## START Data shown
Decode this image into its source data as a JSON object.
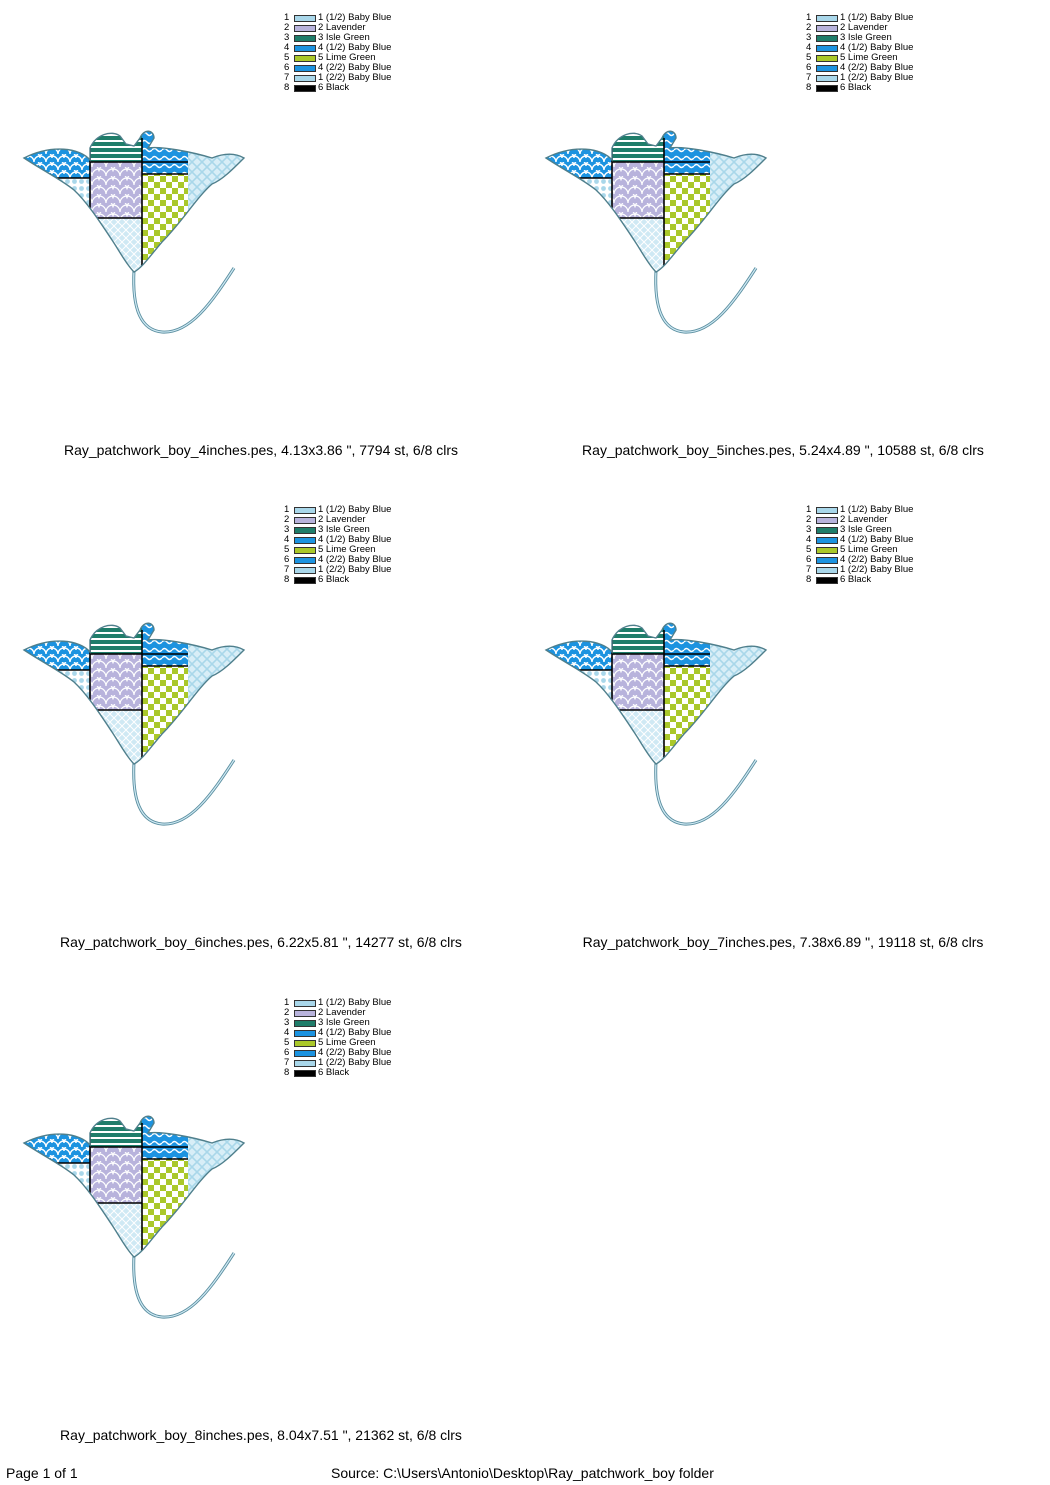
{
  "legend": [
    {
      "num": "1",
      "label": "1 (1/2) Baby Blue",
      "color": "#a9d7ea"
    },
    {
      "num": "2",
      "label": "2 Lavender",
      "color": "#b8b3dc"
    },
    {
      "num": "3",
      "label": "3 Isle Green",
      "color": "#1f7d6a"
    },
    {
      "num": "4",
      "label": "4 (1/2) Baby Blue",
      "color": "#1c93e0"
    },
    {
      "num": "5",
      "label": "5 Lime Green",
      "color": "#aac82a"
    },
    {
      "num": "6",
      "label": "4 (2/2) Baby Blue",
      "color": "#1c93e0"
    },
    {
      "num": "7",
      "label": "1 (2/2) Baby Blue",
      "color": "#a9d7ea"
    },
    {
      "num": "8",
      "label": "6 Black",
      "color": "#000000"
    }
  ],
  "designs": [
    {
      "caption": "Ray_patchwork_boy_4inches.pes, 4.13x3.86 \", 7794 st, 6/8 clrs"
    },
    {
      "caption": "Ray_patchwork_boy_5inches.pes, 5.24x4.89 \", 10588 st, 6/8 clrs"
    },
    {
      "caption": "Ray_patchwork_boy_6inches.pes, 6.22x5.81 \", 14277 st, 6/8 clrs"
    },
    {
      "caption": "Ray_patchwork_boy_7inches.pes, 7.38x6.89 \", 19118 st, 6/8 clrs"
    },
    {
      "caption": "Ray_patchwork_boy_8inches.pes, 8.04x7.51 \", 21362 st, 6/8 clrs"
    }
  ],
  "footer": {
    "page": "Page 1 of 1",
    "source": "Source: C:\\Users\\Antonio\\Desktop\\Ray_patchwork_boy folder"
  }
}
## END Data shown
→ **The exercise**: Look through the entries and return every line where "source" appears.

→ **Solution for this task**:
Decode this image into its source data as a JSON object.
    "source": "Source: C:\\Users\\Antonio\\Desktop\\Ray_patchwork_boy folder"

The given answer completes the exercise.